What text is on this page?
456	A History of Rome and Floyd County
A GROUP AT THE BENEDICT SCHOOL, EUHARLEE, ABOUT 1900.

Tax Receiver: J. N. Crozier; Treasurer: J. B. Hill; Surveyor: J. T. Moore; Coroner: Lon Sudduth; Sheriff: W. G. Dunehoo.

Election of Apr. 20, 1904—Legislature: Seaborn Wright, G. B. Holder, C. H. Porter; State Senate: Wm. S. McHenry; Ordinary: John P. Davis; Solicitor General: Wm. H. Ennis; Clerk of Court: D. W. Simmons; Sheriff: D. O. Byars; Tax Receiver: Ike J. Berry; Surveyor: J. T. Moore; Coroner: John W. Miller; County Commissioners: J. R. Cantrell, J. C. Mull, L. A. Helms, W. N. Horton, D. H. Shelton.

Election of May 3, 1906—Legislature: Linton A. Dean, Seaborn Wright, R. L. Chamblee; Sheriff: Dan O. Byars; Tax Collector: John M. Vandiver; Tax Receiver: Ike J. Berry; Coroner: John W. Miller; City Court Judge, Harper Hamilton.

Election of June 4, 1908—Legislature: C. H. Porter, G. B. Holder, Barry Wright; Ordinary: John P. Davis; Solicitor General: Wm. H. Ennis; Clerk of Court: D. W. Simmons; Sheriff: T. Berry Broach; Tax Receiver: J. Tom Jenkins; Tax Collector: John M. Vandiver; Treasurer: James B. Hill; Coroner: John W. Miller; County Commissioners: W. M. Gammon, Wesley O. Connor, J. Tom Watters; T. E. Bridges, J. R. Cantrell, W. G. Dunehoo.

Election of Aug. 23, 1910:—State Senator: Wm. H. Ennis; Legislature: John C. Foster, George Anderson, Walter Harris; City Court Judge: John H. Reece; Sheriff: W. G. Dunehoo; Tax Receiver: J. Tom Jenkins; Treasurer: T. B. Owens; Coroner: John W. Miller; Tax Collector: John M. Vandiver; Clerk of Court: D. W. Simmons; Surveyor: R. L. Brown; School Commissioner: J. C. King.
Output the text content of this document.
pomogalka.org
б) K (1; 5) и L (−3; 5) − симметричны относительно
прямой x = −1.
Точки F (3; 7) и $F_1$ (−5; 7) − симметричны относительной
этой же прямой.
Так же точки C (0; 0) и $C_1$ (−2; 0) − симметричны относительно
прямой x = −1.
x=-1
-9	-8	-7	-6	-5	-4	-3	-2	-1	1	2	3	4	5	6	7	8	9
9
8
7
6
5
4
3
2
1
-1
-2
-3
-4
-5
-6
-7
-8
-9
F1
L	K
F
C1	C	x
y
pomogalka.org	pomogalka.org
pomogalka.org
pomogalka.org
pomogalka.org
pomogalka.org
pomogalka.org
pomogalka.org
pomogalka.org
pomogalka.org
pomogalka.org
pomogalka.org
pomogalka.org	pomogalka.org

■ INSTRUCTION ■
Your task is to reproduce all of the records exactly.

■ TASK RESULT ■
What text is on this page?
456	A History of Rome and Floyd County
A GROUP AT THE BENEDICT SCHOOL, EUHARLEE, ABOUT 1900.

Tax Receiver: J. N. Crozier; Treasurer: J. B. Hill; Surveyor: J. T. Moore; Coroner: Lon Sudduth; Sheriff: W. G. Dunehoo.

Election of Apr. 20, 1904—Legislature: Seaborn Wright, G. B. Holder, C. H. Porter; State Senate: Wm. S. McHenry; Ordinary: John P. Davis; Solicitor General: Wm. H. Ennis; Clerk of Court: D. W. Simmons; Sheriff: D. O. Byars; Tax Receiver: Ike J. Berry; Surveyor: J. T. Moore; Coroner: John W. Miller; County Commissioners: J. R. Cantrell, J. C. Mull, L. A. Helms, W. N. Horton, D. H. Shelton.

Election of May 3, 1906—Legislature: Linton A. Dean, Seaborn Wright, R. L. Chamblee; Sheriff: Dan O. Byars; Tax Collector: John M. Vandiver; Tax Receiver: Ike J. Berry; Coroner: John W. Miller; City Court Judge, Harper Hamilton.

Election of June 4, 1908—Legislature: C. H. Porter, G. B. Holder, Barry Wright; Ordinary: John P. Davis; Solicitor General: Wm. H. Ennis; Clerk of Court: D. W. Simmons; Sheriff: T. Berry Broach; Tax Receiver: J. Tom Jenkins; Tax Collector: John M. Vandiver; Treasurer: James B. Hill; Coroner: John W. Miller; County Commissioners: W. M. Gammon, Wesley O. Connor, J. Tom Watters; T. E. Bridges, J. R. Cantrell, W. G. Dunehoo.

Election of Aug. 23, 1910:—State Senator: Wm. H. Ennis; Legislature: John C. Foster, George Anderson, Walter Harris; City Court Judge: John H. Reece; Sheriff: W. G. Dunehoo; Tax Receiver: J. Tom Jenkins; Treasurer: T. B. Owens; Coroner: John W. Miller; Tax Collector: John M. Vandiver; Clerk of Court: D. W. Simmons; Surveyor: R. L. Brown; School Commissioner: J. C. King.
Output the text content of this document.
pomogalka.org
б) K (1; 5) и L (−3; 5) − симметричны относительно
прямой x = −1.
Точки F (3; 7) и $F_1$ (−5; 7) − симметричны относительной
этой же прямой.
Так же точки C (0; 0) и $C_1$ (−2; 0) − симметричны относительно
прямой x = −1.
x=-1
-9	-8	-7	-6	-5	-4	-3	-2	-1	1	2	3	4	5	6	7	8	9
9
8
7
6
5
4
3
2
1
-1
-2
-3
-4
-5
-6
-7
-8
-9
F1
L	K
F
C1	C	x
y
pomogalka.org	pomogalka.org
pomogalka.org
pomogalka.org
pomogalka.org
pomogalka.org
pomogalka.org
pomogalka.org
pomogalka.org
pomogalka.org
pomogalka.org
pomogalka.org
pomogalka.org	pomogalka.org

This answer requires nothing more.